● STATED PROBLEM: Copy out every line that contains the word "Director".

────────

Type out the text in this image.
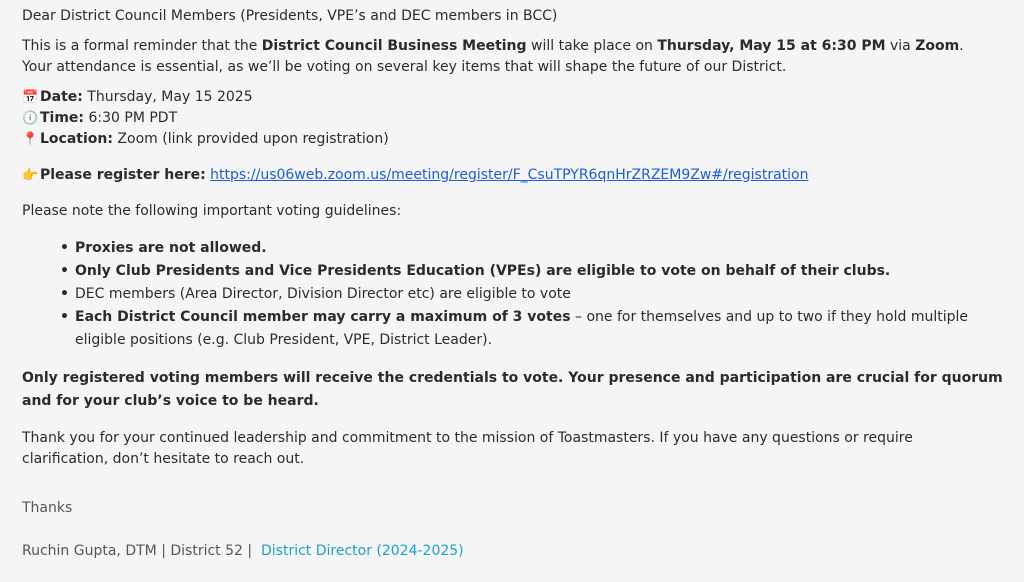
Dear District Council Members (Presidents, VPE’s and DEC members in BCC)

This is a formal reminder that the District Council Business Meeting will take place on Thursday, May 15 at 6:30 PM via Zoom.
Your attendance is essential, as we’ll be voting on several key items that will shape the future of our District.

📅 Date: Thursday, May 15 2025
🕕 Time: 6:30 PM PDT
📍 Location: Zoom (link provided upon registration)

👉 Please register here: https://us06web.zoom.us/meeting/register/F_CsuTPYR6qnHrZRZEM9Zw#/registration

Please note the following important voting guidelines:

• Proxies are not allowed.
• Only Club Presidents and Vice Presidents Education (VPEs) are eligible to vote on behalf of their clubs.
• DEC members (Area Director, Division Director etc) are eligible to vote
• Each District Council member may carry a maximum of 3 votes – one for themselves and up to two if they hold multiple
eligible positions (e.g. Club President, VPE, District Leader).

Only registered voting members will receive the credentials to vote. Your presence and participation are crucial for quorum
and for your club’s voice to be heard.

Thank you for your continued leadership and commitment to the mission of Toastmasters. If you have any questions or require
clarification, don’t hesitate to reach out.

Thanks

Ruchin Gupta, DTM | District 52 |  District Director (2024-2025)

────────

● TASK SOLUTION:
• DEC members (Area Director, Division Director etc) are eligible to vote
Ruchin Gupta, DTM | District 52 |  District Director (2024-2025)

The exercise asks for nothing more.